Given problem
Search the data below for the word "ხელით" and copy each line that holds it.

+===+

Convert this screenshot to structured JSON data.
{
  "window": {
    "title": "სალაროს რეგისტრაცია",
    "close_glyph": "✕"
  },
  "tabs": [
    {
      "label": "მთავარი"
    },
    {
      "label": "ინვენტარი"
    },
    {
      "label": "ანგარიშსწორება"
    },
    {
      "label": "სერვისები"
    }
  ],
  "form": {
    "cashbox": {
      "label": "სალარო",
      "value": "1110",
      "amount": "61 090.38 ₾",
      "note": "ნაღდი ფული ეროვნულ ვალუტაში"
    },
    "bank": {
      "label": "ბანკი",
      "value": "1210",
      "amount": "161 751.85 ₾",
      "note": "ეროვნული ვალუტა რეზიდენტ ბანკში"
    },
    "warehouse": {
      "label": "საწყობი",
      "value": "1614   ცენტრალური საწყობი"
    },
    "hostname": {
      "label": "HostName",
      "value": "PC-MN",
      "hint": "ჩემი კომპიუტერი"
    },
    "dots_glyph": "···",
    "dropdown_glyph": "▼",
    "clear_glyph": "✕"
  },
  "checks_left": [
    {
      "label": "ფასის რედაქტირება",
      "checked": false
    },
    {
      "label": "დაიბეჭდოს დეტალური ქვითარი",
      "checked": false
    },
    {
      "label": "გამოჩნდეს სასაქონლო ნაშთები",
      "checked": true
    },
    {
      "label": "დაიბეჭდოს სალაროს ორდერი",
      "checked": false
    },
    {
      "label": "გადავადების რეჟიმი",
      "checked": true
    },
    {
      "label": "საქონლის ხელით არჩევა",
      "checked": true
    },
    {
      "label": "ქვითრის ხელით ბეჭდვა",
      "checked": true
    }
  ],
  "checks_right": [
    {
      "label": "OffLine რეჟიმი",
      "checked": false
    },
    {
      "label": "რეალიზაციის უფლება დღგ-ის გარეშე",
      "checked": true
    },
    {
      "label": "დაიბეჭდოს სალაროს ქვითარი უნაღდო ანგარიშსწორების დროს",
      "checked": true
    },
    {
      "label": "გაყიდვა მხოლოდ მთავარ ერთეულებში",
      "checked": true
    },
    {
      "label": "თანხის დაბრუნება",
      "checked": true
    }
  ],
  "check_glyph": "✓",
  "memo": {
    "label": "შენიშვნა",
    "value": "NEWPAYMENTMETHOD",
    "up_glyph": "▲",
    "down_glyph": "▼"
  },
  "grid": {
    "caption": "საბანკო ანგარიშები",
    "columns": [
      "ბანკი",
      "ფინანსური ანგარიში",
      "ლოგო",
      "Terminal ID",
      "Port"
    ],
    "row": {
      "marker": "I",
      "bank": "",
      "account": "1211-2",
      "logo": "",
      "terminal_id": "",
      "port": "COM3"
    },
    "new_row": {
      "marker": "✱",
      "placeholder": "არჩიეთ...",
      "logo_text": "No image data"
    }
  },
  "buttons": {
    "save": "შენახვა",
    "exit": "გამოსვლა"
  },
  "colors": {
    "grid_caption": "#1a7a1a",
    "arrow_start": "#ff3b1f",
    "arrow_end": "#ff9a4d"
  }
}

+===+

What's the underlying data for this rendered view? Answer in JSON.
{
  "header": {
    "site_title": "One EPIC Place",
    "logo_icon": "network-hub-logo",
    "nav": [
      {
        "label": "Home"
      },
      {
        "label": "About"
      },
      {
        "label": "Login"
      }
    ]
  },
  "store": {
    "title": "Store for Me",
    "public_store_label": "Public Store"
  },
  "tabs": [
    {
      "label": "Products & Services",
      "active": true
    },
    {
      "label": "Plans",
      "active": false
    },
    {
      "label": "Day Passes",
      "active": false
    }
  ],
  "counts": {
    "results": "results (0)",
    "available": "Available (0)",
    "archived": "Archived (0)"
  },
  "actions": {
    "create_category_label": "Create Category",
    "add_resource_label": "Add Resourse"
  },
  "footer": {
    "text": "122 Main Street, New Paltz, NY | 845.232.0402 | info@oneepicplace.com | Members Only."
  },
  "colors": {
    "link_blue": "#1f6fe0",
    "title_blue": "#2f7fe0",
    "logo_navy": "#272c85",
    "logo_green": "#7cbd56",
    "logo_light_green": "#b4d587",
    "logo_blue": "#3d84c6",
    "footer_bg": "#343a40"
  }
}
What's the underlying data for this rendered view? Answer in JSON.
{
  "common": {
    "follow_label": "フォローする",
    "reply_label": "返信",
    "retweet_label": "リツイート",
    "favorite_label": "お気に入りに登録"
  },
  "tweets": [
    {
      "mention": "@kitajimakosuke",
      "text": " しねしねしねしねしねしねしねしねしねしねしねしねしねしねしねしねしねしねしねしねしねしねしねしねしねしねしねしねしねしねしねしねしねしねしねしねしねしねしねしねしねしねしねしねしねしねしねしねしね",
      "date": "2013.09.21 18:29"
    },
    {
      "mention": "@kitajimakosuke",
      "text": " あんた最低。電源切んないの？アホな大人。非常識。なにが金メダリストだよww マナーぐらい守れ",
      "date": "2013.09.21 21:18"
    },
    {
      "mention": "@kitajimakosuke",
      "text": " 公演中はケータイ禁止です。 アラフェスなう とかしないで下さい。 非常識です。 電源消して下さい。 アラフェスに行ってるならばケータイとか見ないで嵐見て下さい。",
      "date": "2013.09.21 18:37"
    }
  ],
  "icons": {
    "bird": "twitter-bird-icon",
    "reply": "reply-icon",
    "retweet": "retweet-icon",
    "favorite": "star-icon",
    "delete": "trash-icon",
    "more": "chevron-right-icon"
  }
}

+===+

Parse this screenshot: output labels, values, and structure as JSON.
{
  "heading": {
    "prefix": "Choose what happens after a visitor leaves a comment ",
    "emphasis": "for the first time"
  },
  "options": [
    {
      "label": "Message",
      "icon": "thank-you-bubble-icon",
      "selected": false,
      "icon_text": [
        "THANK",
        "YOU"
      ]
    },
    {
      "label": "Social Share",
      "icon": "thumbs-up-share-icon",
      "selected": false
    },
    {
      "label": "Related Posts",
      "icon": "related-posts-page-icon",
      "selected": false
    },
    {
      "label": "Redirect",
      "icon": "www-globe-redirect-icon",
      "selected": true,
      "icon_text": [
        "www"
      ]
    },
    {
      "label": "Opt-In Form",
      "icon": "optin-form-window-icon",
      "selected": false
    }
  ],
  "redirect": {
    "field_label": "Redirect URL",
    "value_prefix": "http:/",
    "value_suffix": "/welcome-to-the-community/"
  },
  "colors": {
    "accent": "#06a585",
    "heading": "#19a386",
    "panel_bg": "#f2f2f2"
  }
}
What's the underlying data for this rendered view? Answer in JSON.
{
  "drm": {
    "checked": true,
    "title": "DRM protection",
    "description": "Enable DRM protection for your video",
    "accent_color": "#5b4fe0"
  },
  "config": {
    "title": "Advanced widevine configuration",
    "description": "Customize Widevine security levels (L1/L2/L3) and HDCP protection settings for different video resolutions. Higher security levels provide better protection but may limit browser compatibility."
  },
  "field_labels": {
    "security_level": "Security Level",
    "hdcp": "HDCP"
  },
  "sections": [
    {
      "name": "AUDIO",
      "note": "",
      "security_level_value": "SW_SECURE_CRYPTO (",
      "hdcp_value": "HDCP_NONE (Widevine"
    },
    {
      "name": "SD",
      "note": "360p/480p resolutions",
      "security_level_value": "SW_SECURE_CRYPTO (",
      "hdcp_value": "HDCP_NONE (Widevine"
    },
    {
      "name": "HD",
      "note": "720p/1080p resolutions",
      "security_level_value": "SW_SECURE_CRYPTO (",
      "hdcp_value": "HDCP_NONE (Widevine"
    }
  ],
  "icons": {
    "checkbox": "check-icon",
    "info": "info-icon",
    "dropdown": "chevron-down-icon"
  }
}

+===+

Answer
      "label": "საქონლის ხელით არჩევა",
      "label": "ქვითრის ხელით ბეჭდვა",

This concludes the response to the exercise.